** SET EXERCISE **
The answer is one number: how many lines in the data below hold "rgba".

** AVAILABLE RECORDS **
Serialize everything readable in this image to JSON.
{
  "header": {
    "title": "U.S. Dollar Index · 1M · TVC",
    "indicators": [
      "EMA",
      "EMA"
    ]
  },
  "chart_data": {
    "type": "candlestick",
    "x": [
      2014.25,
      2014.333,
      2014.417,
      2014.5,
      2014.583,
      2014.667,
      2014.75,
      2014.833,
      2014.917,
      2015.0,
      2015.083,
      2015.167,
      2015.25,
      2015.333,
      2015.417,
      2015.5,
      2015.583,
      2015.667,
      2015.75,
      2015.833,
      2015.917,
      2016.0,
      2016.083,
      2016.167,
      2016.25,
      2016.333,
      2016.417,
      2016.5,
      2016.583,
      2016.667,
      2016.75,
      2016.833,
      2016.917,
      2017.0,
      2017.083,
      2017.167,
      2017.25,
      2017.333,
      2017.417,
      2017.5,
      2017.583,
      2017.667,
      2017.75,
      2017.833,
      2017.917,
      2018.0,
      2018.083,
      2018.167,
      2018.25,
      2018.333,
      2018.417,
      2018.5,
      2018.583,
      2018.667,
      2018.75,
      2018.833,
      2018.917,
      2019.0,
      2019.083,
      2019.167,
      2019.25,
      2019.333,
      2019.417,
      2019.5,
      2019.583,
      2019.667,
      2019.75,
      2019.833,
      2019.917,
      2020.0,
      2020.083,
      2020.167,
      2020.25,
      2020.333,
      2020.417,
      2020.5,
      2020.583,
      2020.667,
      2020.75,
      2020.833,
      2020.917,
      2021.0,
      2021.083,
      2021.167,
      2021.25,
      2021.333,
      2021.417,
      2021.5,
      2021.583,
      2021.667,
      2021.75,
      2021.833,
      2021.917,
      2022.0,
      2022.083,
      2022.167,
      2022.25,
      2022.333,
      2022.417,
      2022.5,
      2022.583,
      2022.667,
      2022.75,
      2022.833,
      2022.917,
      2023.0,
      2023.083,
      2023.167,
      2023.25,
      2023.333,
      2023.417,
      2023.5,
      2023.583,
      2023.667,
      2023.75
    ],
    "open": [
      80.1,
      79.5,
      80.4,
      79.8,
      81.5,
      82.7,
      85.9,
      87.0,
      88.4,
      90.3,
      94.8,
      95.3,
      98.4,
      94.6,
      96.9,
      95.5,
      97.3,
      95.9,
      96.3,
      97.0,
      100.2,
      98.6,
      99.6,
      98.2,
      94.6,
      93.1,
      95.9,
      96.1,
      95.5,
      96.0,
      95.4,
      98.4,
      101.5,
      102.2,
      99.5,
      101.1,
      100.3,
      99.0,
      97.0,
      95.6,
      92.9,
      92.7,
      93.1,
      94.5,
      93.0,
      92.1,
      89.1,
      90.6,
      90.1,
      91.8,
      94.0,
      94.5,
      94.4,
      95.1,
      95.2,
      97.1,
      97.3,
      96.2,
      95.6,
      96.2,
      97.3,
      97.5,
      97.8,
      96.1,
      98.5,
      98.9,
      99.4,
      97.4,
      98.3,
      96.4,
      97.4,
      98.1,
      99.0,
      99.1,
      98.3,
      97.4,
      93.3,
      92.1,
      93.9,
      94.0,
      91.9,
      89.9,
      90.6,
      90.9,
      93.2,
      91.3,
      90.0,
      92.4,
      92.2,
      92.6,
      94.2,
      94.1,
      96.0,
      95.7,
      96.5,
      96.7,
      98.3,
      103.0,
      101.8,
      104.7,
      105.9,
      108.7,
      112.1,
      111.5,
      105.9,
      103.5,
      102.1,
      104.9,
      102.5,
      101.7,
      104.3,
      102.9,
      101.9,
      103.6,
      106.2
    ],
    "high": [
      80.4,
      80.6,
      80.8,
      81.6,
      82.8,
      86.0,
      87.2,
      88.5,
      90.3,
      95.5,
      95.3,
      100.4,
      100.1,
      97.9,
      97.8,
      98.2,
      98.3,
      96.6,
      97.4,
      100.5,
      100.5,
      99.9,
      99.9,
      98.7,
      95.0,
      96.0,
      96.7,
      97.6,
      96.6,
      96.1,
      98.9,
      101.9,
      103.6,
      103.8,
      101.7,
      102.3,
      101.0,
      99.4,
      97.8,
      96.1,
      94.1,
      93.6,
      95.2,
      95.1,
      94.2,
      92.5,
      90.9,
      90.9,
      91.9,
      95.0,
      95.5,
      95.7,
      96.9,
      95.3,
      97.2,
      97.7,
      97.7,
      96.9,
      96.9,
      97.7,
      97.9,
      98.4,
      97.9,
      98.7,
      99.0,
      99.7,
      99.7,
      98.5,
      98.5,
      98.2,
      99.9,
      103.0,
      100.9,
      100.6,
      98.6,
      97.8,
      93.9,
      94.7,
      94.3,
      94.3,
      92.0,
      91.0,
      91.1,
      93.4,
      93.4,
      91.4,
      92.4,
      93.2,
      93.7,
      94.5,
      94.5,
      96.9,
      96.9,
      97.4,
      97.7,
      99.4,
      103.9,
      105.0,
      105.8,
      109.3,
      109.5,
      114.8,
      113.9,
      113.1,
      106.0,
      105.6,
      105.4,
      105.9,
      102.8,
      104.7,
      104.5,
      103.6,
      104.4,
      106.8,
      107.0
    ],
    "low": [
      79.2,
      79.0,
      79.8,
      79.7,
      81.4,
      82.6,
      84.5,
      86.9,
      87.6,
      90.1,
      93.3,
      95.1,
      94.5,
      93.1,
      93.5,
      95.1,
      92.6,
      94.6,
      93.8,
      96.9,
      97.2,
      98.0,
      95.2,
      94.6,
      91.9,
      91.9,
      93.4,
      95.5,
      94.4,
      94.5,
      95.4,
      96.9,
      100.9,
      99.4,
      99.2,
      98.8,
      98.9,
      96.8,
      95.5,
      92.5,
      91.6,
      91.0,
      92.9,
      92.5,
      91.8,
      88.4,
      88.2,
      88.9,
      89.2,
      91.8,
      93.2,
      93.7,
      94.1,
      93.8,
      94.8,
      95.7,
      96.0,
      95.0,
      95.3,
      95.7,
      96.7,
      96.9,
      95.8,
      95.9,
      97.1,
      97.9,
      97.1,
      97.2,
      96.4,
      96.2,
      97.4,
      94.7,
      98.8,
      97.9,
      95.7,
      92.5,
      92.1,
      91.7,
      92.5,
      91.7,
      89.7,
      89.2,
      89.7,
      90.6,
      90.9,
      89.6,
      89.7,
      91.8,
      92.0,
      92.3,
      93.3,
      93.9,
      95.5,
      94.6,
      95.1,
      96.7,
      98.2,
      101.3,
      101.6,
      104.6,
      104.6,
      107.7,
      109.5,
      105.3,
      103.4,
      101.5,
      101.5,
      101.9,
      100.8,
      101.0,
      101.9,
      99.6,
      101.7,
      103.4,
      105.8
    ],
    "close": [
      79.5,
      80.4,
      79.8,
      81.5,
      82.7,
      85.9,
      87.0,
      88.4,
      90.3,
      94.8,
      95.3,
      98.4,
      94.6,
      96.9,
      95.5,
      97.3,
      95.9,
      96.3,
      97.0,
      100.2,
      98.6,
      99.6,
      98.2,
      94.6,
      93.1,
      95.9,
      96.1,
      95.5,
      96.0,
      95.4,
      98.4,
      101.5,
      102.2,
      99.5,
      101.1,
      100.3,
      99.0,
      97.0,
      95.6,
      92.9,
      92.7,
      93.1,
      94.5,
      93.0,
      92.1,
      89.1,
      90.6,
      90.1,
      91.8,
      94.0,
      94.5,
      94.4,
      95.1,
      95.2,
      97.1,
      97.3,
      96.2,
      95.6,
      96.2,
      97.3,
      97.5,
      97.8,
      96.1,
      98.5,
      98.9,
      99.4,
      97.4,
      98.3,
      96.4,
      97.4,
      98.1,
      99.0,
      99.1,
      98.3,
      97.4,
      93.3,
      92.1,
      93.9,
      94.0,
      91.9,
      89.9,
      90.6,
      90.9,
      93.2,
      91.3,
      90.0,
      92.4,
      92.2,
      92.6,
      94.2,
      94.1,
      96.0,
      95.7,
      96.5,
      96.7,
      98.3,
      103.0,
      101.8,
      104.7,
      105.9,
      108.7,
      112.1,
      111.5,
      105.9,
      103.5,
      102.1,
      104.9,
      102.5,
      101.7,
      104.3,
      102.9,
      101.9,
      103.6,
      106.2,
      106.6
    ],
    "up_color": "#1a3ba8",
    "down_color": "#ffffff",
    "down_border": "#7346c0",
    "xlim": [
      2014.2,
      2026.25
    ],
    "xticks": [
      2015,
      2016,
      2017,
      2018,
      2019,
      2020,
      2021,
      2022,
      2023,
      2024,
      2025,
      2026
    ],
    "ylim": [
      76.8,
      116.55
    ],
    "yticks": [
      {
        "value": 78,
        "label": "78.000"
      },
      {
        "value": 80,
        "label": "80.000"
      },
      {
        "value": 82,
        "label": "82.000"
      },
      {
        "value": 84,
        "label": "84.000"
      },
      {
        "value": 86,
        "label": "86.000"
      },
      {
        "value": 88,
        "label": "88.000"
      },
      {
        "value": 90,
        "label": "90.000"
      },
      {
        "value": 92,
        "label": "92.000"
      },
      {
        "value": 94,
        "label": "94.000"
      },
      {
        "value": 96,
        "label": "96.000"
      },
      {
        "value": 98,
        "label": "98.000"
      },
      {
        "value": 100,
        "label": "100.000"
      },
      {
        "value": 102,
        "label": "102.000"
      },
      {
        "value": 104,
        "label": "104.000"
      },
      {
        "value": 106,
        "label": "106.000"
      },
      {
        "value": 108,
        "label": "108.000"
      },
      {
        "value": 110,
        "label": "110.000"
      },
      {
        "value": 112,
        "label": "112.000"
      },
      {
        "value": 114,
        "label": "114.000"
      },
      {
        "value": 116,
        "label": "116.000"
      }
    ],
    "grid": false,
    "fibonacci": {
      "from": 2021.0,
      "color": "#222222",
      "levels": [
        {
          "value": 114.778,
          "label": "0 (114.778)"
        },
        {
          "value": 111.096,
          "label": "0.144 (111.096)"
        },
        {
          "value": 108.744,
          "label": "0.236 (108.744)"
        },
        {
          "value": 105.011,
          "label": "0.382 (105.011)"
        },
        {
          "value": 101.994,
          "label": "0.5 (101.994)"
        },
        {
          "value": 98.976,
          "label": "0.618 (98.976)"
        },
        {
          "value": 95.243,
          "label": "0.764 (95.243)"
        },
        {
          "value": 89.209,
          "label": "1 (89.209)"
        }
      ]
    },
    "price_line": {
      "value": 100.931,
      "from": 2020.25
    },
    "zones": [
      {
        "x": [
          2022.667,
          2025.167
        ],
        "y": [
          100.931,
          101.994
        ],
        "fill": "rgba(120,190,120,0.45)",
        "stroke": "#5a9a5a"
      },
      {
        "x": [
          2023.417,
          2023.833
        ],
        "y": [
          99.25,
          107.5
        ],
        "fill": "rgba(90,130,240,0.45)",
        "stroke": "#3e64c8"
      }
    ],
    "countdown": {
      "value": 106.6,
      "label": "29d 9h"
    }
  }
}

** RESULT FOR THIS TASK **
2